### REQUIREMENT
Copy every line of the data that contains the string "Research".

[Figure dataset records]
[Start]

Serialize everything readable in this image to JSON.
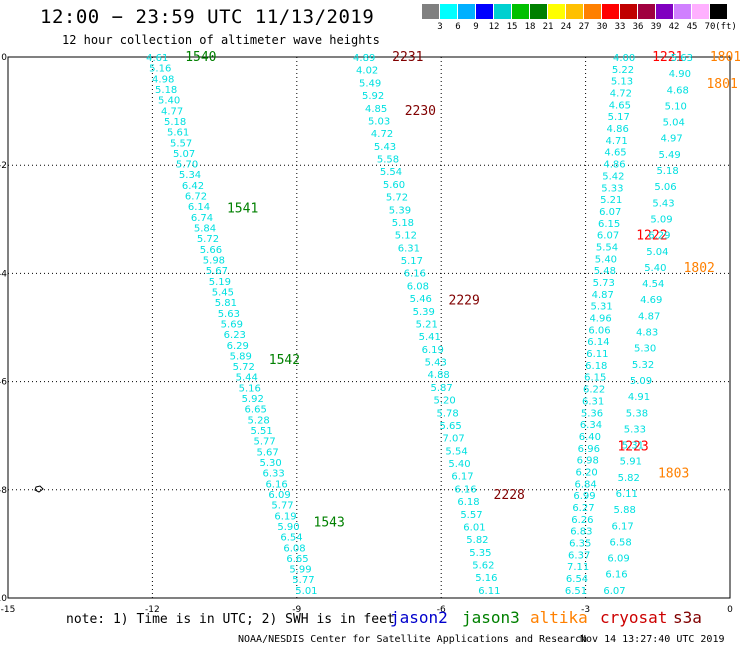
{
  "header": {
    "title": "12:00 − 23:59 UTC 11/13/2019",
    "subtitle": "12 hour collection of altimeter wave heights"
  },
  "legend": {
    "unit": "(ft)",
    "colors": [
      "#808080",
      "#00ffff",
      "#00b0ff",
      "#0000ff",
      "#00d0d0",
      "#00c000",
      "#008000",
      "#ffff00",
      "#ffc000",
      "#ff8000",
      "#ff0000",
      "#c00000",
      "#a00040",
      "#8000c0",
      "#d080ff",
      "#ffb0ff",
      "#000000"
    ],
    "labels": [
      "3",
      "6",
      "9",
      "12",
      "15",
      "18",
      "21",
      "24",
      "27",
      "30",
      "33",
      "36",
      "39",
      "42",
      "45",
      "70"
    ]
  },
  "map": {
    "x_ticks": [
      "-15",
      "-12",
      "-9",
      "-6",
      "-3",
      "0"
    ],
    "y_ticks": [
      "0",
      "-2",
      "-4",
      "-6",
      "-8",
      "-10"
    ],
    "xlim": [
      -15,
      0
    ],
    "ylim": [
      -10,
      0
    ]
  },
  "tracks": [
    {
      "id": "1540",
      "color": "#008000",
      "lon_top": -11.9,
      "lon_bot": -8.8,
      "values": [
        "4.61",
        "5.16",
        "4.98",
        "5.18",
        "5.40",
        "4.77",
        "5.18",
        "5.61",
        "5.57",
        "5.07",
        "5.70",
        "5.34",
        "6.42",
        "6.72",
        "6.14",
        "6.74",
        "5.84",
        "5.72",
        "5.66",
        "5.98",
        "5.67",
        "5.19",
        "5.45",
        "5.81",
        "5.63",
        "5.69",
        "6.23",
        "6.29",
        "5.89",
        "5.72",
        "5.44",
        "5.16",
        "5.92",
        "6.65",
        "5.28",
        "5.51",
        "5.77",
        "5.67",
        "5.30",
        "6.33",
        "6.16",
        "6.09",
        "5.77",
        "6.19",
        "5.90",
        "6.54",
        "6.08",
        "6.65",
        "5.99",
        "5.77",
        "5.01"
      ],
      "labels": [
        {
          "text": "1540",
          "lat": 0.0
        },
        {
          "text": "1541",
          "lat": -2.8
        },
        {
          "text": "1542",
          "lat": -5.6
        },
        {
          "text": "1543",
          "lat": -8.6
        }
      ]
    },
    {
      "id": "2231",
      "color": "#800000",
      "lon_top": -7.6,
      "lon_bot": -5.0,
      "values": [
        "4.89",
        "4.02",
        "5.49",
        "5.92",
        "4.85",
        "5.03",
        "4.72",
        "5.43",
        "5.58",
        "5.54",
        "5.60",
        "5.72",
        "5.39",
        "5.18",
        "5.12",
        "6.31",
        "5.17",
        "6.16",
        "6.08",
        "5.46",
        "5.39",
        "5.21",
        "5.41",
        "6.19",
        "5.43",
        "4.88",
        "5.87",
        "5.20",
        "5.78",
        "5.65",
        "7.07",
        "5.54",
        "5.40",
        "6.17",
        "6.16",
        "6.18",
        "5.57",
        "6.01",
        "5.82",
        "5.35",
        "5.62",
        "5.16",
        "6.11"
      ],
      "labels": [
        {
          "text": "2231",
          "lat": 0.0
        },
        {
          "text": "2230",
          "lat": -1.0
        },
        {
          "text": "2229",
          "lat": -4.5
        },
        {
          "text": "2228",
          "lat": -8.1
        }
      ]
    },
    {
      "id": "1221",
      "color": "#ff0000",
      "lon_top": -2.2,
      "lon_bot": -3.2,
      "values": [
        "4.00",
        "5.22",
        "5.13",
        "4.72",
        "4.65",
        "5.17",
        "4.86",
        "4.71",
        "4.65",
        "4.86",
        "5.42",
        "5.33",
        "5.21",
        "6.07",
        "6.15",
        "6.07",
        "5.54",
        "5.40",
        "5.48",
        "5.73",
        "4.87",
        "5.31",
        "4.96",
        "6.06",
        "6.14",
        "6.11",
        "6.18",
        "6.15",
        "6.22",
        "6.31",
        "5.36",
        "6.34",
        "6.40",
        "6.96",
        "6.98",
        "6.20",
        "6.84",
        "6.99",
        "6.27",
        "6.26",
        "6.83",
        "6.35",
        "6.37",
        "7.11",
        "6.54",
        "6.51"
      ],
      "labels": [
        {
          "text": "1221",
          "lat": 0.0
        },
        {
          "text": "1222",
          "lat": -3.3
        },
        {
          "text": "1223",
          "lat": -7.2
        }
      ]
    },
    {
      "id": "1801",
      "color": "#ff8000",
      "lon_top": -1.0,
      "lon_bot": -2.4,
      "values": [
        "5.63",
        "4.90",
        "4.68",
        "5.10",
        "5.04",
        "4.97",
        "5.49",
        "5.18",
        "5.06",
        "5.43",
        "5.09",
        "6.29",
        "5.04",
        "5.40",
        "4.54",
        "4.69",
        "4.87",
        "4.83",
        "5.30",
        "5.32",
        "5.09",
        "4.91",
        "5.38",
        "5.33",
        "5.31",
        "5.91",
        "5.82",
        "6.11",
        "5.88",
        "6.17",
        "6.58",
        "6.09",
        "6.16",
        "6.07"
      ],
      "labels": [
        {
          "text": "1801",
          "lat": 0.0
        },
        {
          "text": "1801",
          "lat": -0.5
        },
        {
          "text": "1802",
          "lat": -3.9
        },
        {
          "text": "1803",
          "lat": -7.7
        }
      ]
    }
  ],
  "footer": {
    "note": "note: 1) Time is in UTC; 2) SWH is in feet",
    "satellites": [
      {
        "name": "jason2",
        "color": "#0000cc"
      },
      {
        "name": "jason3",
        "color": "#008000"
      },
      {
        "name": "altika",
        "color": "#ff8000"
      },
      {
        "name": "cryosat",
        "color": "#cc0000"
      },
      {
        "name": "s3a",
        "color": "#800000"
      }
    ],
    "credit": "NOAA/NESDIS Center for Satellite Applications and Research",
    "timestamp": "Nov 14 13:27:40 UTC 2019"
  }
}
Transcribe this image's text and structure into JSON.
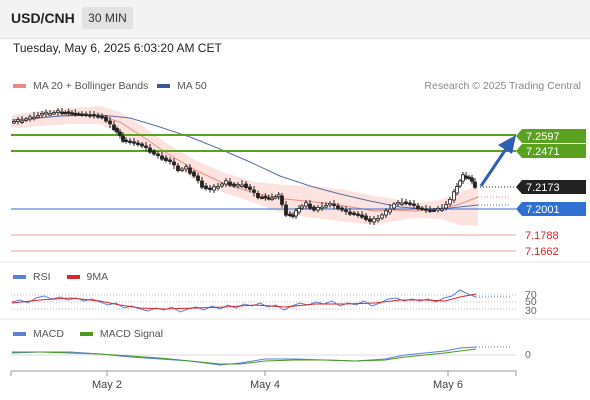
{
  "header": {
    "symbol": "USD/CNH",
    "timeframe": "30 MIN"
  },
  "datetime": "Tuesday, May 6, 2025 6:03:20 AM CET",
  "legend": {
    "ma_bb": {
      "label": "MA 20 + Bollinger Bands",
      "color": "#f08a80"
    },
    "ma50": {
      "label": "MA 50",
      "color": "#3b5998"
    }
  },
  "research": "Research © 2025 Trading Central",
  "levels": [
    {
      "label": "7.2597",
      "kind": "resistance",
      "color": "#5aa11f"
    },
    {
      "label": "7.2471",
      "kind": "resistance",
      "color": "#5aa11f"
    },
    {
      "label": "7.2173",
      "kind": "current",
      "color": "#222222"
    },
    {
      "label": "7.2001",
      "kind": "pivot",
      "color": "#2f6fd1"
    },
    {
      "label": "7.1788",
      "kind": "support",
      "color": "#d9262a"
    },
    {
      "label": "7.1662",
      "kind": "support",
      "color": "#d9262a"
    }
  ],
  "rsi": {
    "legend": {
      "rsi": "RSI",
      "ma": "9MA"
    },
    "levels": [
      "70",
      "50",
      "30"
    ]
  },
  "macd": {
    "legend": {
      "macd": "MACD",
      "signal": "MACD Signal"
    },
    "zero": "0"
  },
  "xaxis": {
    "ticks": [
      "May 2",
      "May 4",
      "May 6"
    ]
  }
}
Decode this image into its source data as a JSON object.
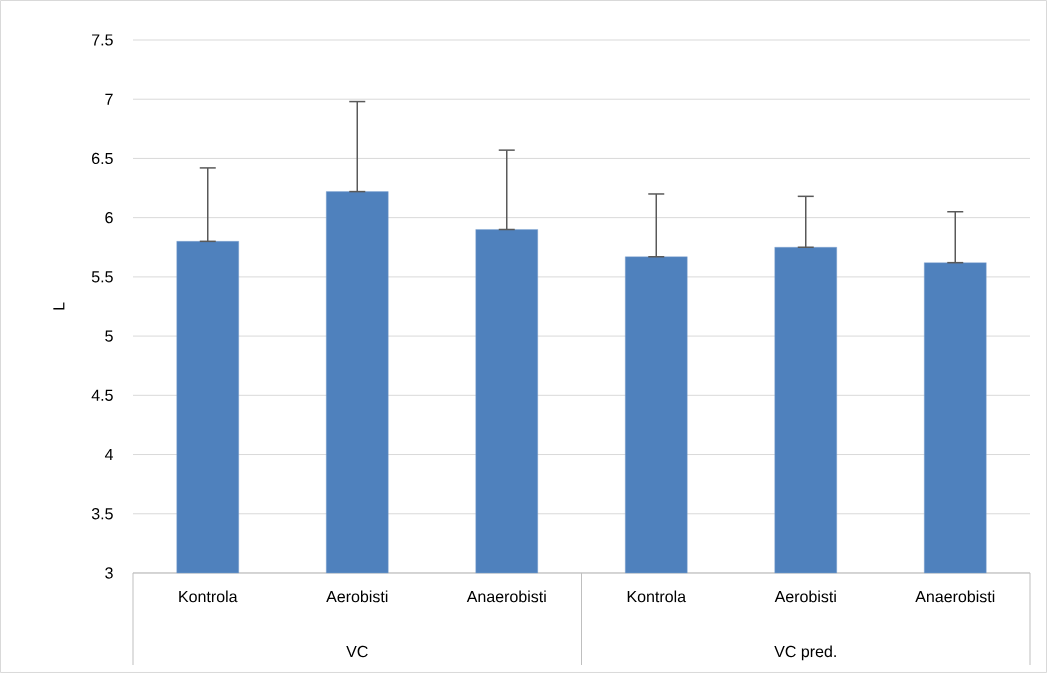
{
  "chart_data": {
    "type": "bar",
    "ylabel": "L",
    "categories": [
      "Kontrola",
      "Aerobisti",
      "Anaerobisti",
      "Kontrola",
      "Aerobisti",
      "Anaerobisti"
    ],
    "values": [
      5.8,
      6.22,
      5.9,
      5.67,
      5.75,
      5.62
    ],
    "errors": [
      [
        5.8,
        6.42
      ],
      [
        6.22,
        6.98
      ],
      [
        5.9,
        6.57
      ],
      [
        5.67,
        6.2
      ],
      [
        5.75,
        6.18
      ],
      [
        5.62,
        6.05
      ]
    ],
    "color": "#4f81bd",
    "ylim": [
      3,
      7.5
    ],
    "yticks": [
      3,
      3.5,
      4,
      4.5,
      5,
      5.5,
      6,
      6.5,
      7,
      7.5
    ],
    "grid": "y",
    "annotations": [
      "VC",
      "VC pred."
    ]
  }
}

[End]

### FINISHED EXERCISE
    "credit": "NOAA/NESDIS Center for Satellite Applications and Research",
  "research": "Research © 2025 Trading Central",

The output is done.